**LEESTEKST**
::::::::::

Wetenschapsagenda (2b): Bouwstenen van materie

Sinds 2015 heeft Nederland een Nationale Wetenschapsagenda: een lijst van 140 vragen die het wetenschappelijk onderzoek in Nederland in de komende jaren een richting moeten geven. De komende maanden bespreken we zeven van deze vragen die goed bij de thema’s van de Quantum Universe-website passen.

Vandaag:

Kennen we alle elementaire bouwstenen van materie?

Afbeelding 1. Kennen we alle elementaire bouwstenen van materie?Veel van de bouwstenen kennen we, maar het is goed mogelijk dat we nog wat puzzelstukjes missen. Welke stukjes zijn dat, en hoe vinden we die? Afbeelding: OnePoint Services (CC BY 2.0).

Deze vraag wordt in twee delen besproken door Ivo van Vulpen, deeltjesfysicus aan het Nikhef, die onderzoek doet met de Atlas-detector van de LHC-deeltjesversneller op het CERN in Genève. In deel 1 kon je lezen hoe alle deeltjes en krachten die we kennen prachtig bij elkaar passen in het zogeheten Standaardmodel. Maar toch knaagt het… Vandaag zullen we zien wát er precies knaagt, en hoe deeltjesfysici de problemen hopen op te lossen.


Wat zijn de open vragen? Waarom denken we dat er meer deeltjes zijn?

Als we het overzicht bekijken van de deeltjes en de krachten dat ik in het vorige artikel besproken heb, ziet het er uit als een keurig en overzichtelijk patroon waarmee we alle fenomenen in de wereld van elementaire deeltjes kunnen begrijpen. Maar zoals ik in dat artikel diverse malen heb aangegeven, zijn er wat zaken die we niet begrijpen en waardoor de denken dat we het meest fundamentele niveau van de beschrijving van de natuur nog niet gevonden hebben. Die vragen bestrijken de deeltjes, de krachten en bepaalde vreemde fenomenen. Sommige zijn eerder filosofisch van aard dan echte natuurkundige problemen, maar allemaal zijn ze onbegrepen. Een paar voorbeelden:

Deeltjes: waarom zijn er drie families van deeltjes en waarom zijn er net zoveel quarks als leptonen?

::::::::::

**INVOERGEGEVENS**

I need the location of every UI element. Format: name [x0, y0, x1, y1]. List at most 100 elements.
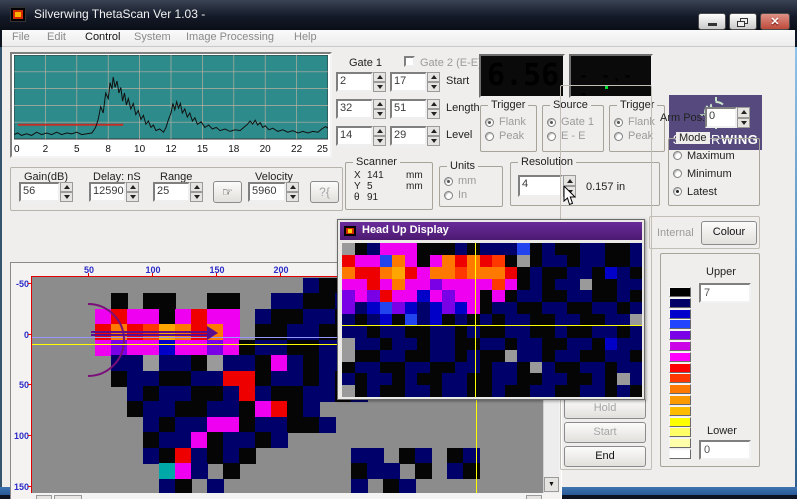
- heat-cell: [367, 385, 380, 397]
- palette-swatch-12[interactable]: [669, 417, 691, 427]
- delay-spinner-down-button[interactable]: [126, 192, 139, 202]
- mode-option-latest[interactable]: Latest: [669, 184, 759, 202]
- palette-swatch-14[interactable]: [669, 438, 691, 448]
- range-spinner[interactable]: 25: [153, 182, 203, 202]
- gain-spinner[interactable]: 56: [19, 182, 73, 202]
- horizontal-scrollbar[interactable]: ◀ ▶: [32, 495, 543, 499]
- heat-cell: [239, 371, 256, 387]
- heat-cell: [442, 243, 455, 255]
- hud-canvas[interactable]: [342, 243, 642, 397]
- heat-cell: [417, 326, 430, 338]
- trigger1-option-flank[interactable]: Flank: [481, 116, 536, 130]
- delay-spinner[interactable]: 12590: [89, 182, 139, 202]
- delay-spinner-up-button[interactable]: [126, 182, 139, 192]
- palette-swatch-13[interactable]: [669, 427, 691, 437]
- head-up-display-window[interactable]: Head Up Display: [337, 219, 645, 400]
- menu-item-file[interactable]: File: [12, 31, 30, 43]
- palette-swatch-6[interactable]: [669, 352, 691, 362]
- minimize-button[interactable]: [698, 13, 726, 30]
- gate1-start-spinner[interactable]: 2: [336, 72, 386, 92]
- lower-input[interactable]: 0: [699, 440, 751, 460]
- hud-title-bar[interactable]: Head Up Display: [340, 222, 642, 240]
- heat-cell: [630, 326, 643, 338]
- heat-cell: [342, 267, 355, 279]
- gate1-length-up-button[interactable]: [373, 99, 386, 109]
- gate1-length-spinner[interactable]: 32: [336, 99, 386, 119]
- palette-swatch-1[interactable]: [669, 298, 691, 308]
- gate1-level-up-button[interactable]: [373, 126, 386, 136]
- probe-select-button[interactable]: ☞: [213, 181, 242, 203]
- menu-item-system[interactable]: System: [134, 31, 171, 43]
- gate2-start-up-button[interactable]: [427, 72, 440, 82]
- gate1-level-spinner[interactable]: 14: [336, 126, 386, 146]
- palette-swatch-7[interactable]: [669, 363, 691, 373]
- scroll-right-button[interactable]: ▶: [526, 495, 542, 499]
- colour-button[interactable]: Colour: [701, 221, 757, 245]
- heat-cell: [580, 243, 593, 255]
- heat-cell: [239, 355, 256, 371]
- gate-row-label: Level: [446, 129, 472, 141]
- start-button[interactable]: Start: [564, 422, 646, 443]
- gate2-level-spinner[interactable]: 29: [390, 126, 440, 146]
- hold-button[interactable]: Hold: [564, 398, 646, 419]
- menu-item-help[interactable]: Help: [294, 31, 317, 43]
- palette-swatch-10[interactable]: [669, 395, 691, 405]
- heat-cell: [567, 326, 580, 338]
- gate1-length-down-button[interactable]: [373, 109, 386, 119]
- palette-swatch-2[interactable]: [669, 309, 691, 319]
- scroll-left-button[interactable]: ◀: [36, 495, 52, 499]
- gate2-length-spinner[interactable]: 51: [390, 99, 440, 119]
- ascan-waveform-panel[interactable]: 025810121518202225: [10, 52, 332, 158]
- gate2-length-up-button[interactable]: [427, 99, 440, 109]
- scroll-down-button[interactable]: ▼: [544, 477, 559, 492]
- gate1-start-up-button[interactable]: [373, 72, 386, 82]
- heat-cell: [342, 373, 355, 385]
- velocity-spinner-down-button[interactable]: [286, 192, 299, 202]
- palette-swatch-0[interactable]: [669, 287, 691, 297]
- palette-swatch-5[interactable]: [669, 341, 691, 351]
- horizontal-scrollbar-thumb[interactable]: [54, 495, 82, 499]
- heat-cell: [380, 373, 393, 385]
- gate2-start-spinner[interactable]: 17: [390, 72, 440, 92]
- arm-pos-spinner-down-button[interactable]: [737, 118, 750, 129]
- palette-swatch-4[interactable]: [669, 330, 691, 340]
- menu-item-control[interactable]: Control: [85, 31, 120, 43]
- mode-option-minimum[interactable]: Minimum: [669, 166, 759, 184]
- gain-spinner-down-button[interactable]: [60, 192, 73, 202]
- trigger1-option-peak[interactable]: Peak: [481, 130, 536, 144]
- arm-pos-spinner-up-button[interactable]: [737, 107, 750, 118]
- close-button[interactable]: ✕: [760, 13, 790, 30]
- heat-cell: [355, 338, 368, 350]
- velocity-spinner-up-button[interactable]: [286, 182, 299, 192]
- velocity-query-button[interactable]: ?{: [310, 181, 339, 203]
- palette-swatch-9[interactable]: [669, 384, 691, 394]
- restore-button[interactable]: [729, 13, 757, 30]
- gate1-label: Gate 1: [349, 57, 382, 69]
- gate2-length-down-button[interactable]: [427, 109, 440, 119]
- title-bar[interactable]: Silverwing ThetaScan Ver 1.03 - ✕: [0, 0, 797, 30]
- units-option-in[interactable]: In: [440, 189, 502, 203]
- upper-input[interactable]: 7: [699, 283, 751, 303]
- menu-item-edit[interactable]: Edit: [47, 31, 66, 43]
- heat-cell: [542, 373, 555, 385]
- gate2-start-down-button[interactable]: [427, 82, 440, 92]
- units-option-mm[interactable]: mm: [440, 175, 502, 189]
- palette-swatch-15[interactable]: [669, 449, 691, 459]
- palette-swatch-3[interactable]: [669, 319, 691, 329]
- gain-spinner-up-button[interactable]: [60, 182, 73, 192]
- menu-item-image-processing[interactable]: Image Processing: [186, 31, 274, 43]
- gate2-checkbox[interactable]: [404, 56, 415, 67]
- gate2-level-down-button[interactable]: [427, 136, 440, 146]
- gate1-level-down-button[interactable]: [373, 136, 386, 146]
- arm-pos-spinner[interactable]: 0: [705, 107, 750, 128]
- gate2-level-up-button[interactable]: [427, 126, 440, 136]
- gate1-start-down-button[interactable]: [373, 82, 386, 92]
- range-spinner-down-button[interactable]: [190, 192, 203, 202]
- palette-swatch-8[interactable]: [669, 373, 691, 383]
- palette-swatch-11[interactable]: [669, 406, 691, 416]
- end-button[interactable]: End: [564, 446, 646, 467]
- mode-option-maximum[interactable]: Maximum: [669, 148, 759, 166]
- velocity-spinner[interactable]: 5960: [248, 182, 299, 202]
- probe-arc: [51, 303, 125, 377]
- range-spinner-up-button[interactable]: [190, 182, 203, 192]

::::::::::

**OPDRACHT A**
Hoeveel vragen bevat de Nationale Wetenschapsagenda volgens de leestekst?
**OPDRACHT B**
Neem uit de rijen letterlijk de regels over, beginnend bij de regel met "- heat-cell: [367, 385, 380, 397]" en doorlopend tot en met de regel met "- heat-cell: [580, 243, 593, 255]".

**RESULTAAT A**
De Nationale Wetenschapsagenda bevat 140 vragen.

**RESULTAAT B**
- heat-cell: [367, 385, 380, 397]
- palette-swatch-12[interactable]: [669, 417, 691, 427]
- delay-spinner-down-button[interactable]: [126, 192, 139, 202]
- mode-option-latest[interactable]: Latest: [669, 184, 759, 202]
- palette-swatch-14[interactable]: [669, 438, 691, 448]
- range-spinner[interactable]: 25: [153, 182, 203, 202]
- gain-spinner[interactable]: 56: [19, 182, 73, 202]
- horizontal-scrollbar[interactable]: ◀ ▶: [32, 495, 543, 499]
- heat-cell: [239, 371, 256, 387]
- heat-cell: [442, 243, 455, 255]
- hud-canvas[interactable]: [342, 243, 642, 397]
- heat-cell: [417, 326, 430, 338]
- trigger1-option-flank[interactable]: Flank: [481, 116, 536, 130]
- delay-spinner[interactable]: 12590: [89, 182, 139, 202]
- delay-spinner-up-button[interactable]: [126, 182, 139, 192]
- palette-swatch-13[interactable]: [669, 427, 691, 437]
- head-up-display-window[interactable]: Head Up Display: [337, 219, 645, 400]
- menu-item-file[interactable]: File: [12, 31, 30, 43]
- palette-swatch-6[interactable]: [669, 352, 691, 362]
- minimize-button[interactable]: [698, 13, 726, 30]
- gate1-start-spinner[interactable]: 2: [336, 72, 386, 92]
- lower-input[interactable]: 0: [699, 440, 751, 460]
- hud-title-bar[interactable]: Head Up Display: [340, 222, 642, 240]
- heat-cell: [630, 326, 643, 338]
- heat-cell: [342, 267, 355, 279]
- gate1-length-up-button[interactable]: [373, 99, 386, 109]
- gate1-length-spinner[interactable]: 32: [336, 99, 386, 119]
- palette-swatch-1[interactable]: [669, 298, 691, 308]
- gate1-level-up-button[interactable]: [373, 126, 386, 136]
- probe-select-button[interactable]: ☞: [213, 181, 242, 203]
- menu-item-system[interactable]: System: [134, 31, 171, 43]
- gate2-start-up-button[interactable]: [427, 72, 440, 82]
- gate1-level-spinner[interactable]: 14: [336, 126, 386, 146]
- palette-swatch-7[interactable]: [669, 363, 691, 373]
- scroll-right-button[interactable]: ▶: [526, 495, 542, 499]
- colour-button[interactable]: Colour: [701, 221, 757, 245]
- heat-cell: [580, 243, 593, 255]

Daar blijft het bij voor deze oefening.